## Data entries
## Start

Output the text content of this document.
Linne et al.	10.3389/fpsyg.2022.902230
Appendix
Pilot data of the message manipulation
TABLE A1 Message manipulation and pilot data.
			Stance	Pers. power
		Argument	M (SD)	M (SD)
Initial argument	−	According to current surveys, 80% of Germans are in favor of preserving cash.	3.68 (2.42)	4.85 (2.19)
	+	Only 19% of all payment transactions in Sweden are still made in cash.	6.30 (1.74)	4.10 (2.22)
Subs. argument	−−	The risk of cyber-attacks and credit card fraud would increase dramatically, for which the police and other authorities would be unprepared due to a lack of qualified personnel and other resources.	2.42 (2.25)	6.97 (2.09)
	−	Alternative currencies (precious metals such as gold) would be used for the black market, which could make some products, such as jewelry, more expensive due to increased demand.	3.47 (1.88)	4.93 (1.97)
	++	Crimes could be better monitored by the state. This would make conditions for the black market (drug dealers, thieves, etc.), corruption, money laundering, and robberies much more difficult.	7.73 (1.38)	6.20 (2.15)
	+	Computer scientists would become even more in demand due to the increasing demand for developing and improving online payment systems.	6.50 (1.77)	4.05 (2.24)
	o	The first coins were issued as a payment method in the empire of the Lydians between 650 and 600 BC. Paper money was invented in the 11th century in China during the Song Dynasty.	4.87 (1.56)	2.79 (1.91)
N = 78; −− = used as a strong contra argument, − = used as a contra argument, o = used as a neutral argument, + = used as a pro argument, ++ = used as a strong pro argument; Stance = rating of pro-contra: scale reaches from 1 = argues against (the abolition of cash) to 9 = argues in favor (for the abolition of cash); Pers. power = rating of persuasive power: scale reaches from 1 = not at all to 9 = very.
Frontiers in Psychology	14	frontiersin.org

## End

## Written exercise
Please output the entire listing exactly as it stands.

## Answer to the task
Output the text content of this document.
Linne et al.	10.3389/fpsyg.2022.902230
Appendix
Pilot data of the message manipulation
TABLE A1 Message manipulation and pilot data.
			Stance	Pers. power
		Argument	M (SD)	M (SD)
Initial argument	−	According to current surveys, 80% of Germans are in favor of preserving cash.	3.68 (2.42)	4.85 (2.19)
	+	Only 19% of all payment transactions in Sweden are still made in cash.	6.30 (1.74)	4.10 (2.22)
Subs. argument	−−	The risk of cyber-attacks and credit card fraud would increase dramatically, for which the police and other authorities would be unprepared due to a lack of qualified personnel and other resources.	2.42 (2.25)	6.97 (2.09)
	−	Alternative currencies (precious metals such as gold) would be used for the black market, which could make some products, such as jewelry, more expensive due to increased demand.	3.47 (1.88)	4.93 (1.97)
	++	Crimes could be better monitored by the state. This would make conditions for the black market (drug dealers, thieves, etc.), corruption, money laundering, and robberies much more difficult.	7.73 (1.38)	6.20 (2.15)
	+	Computer scientists would become even more in demand due to the increasing demand for developing and improving online payment systems.	6.50 (1.77)	4.05 (2.24)
	o	The first coins were issued as a payment method in the empire of the Lydians between 650 and 600 BC. Paper money was invented in the 11th century in China during the Song Dynasty.	4.87 (1.56)	2.79 (1.91)
N = 78; −− = used as a strong contra argument, − = used as a contra argument, o = used as a neutral argument, + = used as a pro argument, ++ = used as a strong pro argument; Stance = rating of pro-contra: scale reaches from 1 = argues against (the abolition of cash) to 9 = argues in favor (for the abolition of cash); Pers. power = rating of persuasive power: scale reaches from 1 = not at all to 9 = very.
Frontiers in Psychology	14	frontiersin.org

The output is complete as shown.